>>>

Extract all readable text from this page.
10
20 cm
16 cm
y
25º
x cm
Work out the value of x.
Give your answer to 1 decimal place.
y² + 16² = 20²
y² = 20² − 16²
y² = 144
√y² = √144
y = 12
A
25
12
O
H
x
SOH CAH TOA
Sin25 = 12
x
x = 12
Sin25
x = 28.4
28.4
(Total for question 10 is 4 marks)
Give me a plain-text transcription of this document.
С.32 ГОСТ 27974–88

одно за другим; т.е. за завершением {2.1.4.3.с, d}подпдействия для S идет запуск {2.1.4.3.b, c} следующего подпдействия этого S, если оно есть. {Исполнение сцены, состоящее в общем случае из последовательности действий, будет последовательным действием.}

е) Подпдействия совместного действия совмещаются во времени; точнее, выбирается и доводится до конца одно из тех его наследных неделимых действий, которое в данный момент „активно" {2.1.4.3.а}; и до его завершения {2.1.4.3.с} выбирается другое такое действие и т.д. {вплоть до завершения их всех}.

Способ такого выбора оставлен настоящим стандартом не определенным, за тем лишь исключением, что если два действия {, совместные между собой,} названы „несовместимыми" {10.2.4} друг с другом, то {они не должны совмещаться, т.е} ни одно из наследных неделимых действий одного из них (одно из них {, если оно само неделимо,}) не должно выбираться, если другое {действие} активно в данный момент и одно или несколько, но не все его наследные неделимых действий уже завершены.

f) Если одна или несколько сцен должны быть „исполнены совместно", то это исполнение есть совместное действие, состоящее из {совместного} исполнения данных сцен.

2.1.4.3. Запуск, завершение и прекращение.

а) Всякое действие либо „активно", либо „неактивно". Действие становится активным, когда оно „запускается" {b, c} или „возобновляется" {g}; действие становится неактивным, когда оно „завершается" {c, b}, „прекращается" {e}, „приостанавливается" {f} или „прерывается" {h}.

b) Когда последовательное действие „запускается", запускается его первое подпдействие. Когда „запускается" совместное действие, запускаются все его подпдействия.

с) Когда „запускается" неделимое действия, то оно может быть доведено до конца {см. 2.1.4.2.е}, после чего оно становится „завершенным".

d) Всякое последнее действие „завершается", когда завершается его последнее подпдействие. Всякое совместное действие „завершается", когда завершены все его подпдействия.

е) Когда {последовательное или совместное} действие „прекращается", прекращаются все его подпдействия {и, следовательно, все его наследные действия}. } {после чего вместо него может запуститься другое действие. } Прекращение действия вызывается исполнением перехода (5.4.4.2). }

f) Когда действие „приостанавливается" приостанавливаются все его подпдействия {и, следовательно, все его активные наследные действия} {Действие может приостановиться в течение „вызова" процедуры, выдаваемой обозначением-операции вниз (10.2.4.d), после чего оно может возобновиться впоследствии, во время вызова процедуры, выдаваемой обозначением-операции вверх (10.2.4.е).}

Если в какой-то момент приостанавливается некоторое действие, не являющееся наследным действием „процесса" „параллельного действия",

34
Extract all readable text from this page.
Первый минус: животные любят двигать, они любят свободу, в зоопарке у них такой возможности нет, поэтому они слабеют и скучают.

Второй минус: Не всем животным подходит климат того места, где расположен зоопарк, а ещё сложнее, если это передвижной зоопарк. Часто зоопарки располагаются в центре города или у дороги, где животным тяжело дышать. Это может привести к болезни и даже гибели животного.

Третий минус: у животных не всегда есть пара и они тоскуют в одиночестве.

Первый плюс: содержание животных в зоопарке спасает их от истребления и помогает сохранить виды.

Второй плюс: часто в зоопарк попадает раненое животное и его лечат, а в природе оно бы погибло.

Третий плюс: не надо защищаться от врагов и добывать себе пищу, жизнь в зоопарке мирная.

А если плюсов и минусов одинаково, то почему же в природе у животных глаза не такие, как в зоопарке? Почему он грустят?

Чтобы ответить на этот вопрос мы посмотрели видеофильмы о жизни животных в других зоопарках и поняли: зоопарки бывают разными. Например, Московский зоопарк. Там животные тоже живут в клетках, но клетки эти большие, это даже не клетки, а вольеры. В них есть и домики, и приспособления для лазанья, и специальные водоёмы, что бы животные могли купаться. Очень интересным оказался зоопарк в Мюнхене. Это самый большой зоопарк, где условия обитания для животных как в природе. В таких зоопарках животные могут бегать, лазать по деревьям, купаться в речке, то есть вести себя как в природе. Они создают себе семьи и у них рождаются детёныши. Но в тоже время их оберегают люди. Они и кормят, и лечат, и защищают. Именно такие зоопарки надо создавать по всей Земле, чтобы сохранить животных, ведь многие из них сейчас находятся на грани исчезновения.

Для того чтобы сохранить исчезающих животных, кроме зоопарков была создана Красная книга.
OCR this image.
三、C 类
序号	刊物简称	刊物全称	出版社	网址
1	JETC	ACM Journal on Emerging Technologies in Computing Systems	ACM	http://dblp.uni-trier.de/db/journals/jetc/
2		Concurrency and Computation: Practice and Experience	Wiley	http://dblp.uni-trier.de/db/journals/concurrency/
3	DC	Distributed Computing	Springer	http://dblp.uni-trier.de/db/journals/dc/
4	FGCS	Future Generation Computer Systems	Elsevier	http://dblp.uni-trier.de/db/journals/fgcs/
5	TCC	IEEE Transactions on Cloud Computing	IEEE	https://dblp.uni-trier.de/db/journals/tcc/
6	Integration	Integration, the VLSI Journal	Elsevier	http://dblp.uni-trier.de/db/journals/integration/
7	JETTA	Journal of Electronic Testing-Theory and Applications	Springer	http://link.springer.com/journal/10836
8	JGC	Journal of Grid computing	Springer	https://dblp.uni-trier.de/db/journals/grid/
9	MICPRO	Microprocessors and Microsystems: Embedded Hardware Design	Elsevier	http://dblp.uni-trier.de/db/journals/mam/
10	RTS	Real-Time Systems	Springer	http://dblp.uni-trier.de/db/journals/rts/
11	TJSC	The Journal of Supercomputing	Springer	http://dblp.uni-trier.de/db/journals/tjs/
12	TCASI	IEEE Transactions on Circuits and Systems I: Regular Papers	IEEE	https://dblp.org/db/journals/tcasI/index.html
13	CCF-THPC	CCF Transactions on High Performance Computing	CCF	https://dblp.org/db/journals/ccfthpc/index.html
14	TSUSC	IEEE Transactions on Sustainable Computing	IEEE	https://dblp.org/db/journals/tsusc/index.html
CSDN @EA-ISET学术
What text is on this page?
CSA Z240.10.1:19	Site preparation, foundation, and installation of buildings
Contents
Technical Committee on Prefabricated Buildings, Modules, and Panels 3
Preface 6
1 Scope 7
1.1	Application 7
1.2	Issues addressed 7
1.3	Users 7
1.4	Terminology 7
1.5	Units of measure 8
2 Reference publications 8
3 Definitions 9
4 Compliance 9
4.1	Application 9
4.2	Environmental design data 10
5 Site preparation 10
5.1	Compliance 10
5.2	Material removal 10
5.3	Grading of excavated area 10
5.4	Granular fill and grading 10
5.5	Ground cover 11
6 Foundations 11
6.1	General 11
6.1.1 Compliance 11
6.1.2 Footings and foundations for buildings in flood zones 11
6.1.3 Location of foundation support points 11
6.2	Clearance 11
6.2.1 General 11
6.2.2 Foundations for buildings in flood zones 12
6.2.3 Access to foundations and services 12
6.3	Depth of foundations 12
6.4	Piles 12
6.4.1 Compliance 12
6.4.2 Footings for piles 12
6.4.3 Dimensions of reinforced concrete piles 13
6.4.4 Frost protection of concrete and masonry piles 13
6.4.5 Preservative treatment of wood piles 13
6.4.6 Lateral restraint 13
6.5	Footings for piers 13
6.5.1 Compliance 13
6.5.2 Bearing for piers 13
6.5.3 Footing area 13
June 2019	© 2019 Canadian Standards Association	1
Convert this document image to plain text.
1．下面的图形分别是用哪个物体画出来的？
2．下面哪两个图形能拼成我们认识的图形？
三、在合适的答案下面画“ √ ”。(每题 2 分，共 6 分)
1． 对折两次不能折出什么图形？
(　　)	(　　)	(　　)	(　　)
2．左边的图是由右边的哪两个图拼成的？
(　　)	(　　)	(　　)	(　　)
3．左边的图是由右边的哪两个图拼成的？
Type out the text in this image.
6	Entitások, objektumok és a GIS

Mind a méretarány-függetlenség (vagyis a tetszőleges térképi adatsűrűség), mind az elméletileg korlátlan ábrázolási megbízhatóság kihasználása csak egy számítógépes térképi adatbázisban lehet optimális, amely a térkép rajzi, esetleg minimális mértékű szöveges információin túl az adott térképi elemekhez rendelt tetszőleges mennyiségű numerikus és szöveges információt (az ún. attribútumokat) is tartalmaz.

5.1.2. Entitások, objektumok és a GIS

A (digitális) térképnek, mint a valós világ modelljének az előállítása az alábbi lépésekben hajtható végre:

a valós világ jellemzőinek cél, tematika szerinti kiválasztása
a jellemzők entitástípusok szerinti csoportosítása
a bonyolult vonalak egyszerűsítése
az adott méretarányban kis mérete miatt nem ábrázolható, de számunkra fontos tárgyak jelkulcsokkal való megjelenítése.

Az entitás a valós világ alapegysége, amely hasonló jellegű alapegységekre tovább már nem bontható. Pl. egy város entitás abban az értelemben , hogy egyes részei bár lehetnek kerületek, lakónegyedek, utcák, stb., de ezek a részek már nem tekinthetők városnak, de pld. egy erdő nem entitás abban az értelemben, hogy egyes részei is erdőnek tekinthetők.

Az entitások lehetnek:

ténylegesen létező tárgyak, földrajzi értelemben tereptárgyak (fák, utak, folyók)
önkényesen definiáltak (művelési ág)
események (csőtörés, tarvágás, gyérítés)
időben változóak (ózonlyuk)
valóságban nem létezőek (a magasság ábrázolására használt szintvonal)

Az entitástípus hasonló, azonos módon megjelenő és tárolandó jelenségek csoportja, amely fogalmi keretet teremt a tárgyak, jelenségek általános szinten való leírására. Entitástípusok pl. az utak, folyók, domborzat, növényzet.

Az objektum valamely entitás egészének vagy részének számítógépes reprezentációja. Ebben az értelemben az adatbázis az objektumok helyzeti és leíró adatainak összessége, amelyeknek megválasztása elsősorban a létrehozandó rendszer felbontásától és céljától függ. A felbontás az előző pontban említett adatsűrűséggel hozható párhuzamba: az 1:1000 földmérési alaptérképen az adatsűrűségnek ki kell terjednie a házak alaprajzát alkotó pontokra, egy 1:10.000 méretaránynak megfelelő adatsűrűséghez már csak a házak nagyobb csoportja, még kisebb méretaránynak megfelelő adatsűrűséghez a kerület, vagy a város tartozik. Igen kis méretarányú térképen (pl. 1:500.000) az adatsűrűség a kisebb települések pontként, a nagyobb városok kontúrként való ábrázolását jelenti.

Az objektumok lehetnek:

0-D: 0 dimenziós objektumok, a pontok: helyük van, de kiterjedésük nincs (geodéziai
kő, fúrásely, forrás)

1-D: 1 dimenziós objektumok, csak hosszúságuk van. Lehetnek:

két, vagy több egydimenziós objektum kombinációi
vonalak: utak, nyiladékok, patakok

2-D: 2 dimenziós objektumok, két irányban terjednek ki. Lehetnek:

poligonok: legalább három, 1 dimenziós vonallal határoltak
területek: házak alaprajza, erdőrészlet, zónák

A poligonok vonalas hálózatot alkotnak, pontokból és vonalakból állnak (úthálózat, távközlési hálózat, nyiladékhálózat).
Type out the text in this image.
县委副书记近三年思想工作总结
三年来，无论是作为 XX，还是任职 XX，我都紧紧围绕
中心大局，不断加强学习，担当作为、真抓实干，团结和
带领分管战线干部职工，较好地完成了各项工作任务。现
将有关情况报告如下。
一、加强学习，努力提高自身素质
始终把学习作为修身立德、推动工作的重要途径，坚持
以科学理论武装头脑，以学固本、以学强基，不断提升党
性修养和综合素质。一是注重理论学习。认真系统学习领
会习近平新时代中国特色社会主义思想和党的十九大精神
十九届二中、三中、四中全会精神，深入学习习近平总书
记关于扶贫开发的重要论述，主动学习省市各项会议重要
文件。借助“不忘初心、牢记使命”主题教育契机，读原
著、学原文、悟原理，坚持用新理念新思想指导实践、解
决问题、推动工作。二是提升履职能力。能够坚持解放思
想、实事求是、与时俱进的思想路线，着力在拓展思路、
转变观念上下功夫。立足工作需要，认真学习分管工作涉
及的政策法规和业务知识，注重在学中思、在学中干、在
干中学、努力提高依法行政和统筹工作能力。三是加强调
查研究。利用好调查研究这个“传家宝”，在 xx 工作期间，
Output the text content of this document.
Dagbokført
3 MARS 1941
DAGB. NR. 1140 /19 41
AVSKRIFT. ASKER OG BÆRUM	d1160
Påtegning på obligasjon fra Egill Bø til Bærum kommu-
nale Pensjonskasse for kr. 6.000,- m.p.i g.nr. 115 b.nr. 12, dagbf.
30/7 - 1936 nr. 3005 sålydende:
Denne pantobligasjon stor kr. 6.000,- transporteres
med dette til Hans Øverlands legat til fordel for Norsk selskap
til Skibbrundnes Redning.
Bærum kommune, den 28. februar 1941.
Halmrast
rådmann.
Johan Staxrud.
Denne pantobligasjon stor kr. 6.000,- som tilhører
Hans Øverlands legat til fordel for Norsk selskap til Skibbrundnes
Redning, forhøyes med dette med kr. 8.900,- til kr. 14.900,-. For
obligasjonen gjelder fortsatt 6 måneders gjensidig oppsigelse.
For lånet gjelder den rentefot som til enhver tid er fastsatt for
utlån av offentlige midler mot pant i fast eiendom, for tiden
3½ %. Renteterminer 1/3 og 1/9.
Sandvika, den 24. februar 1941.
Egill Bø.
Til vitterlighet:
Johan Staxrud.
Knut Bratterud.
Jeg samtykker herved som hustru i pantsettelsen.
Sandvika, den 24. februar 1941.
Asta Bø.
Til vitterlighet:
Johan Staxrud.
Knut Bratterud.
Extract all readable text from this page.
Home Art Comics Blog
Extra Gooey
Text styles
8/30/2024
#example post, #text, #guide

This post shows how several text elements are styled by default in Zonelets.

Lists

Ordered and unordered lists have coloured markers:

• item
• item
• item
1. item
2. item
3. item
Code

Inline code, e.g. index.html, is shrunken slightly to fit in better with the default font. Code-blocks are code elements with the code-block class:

<<<

Required task => Gather from the records above every line containing the string "document".

Task response =>
Give me a plain-text transcription of this document.
Convert this document image to plain text.
Output the text content of this document.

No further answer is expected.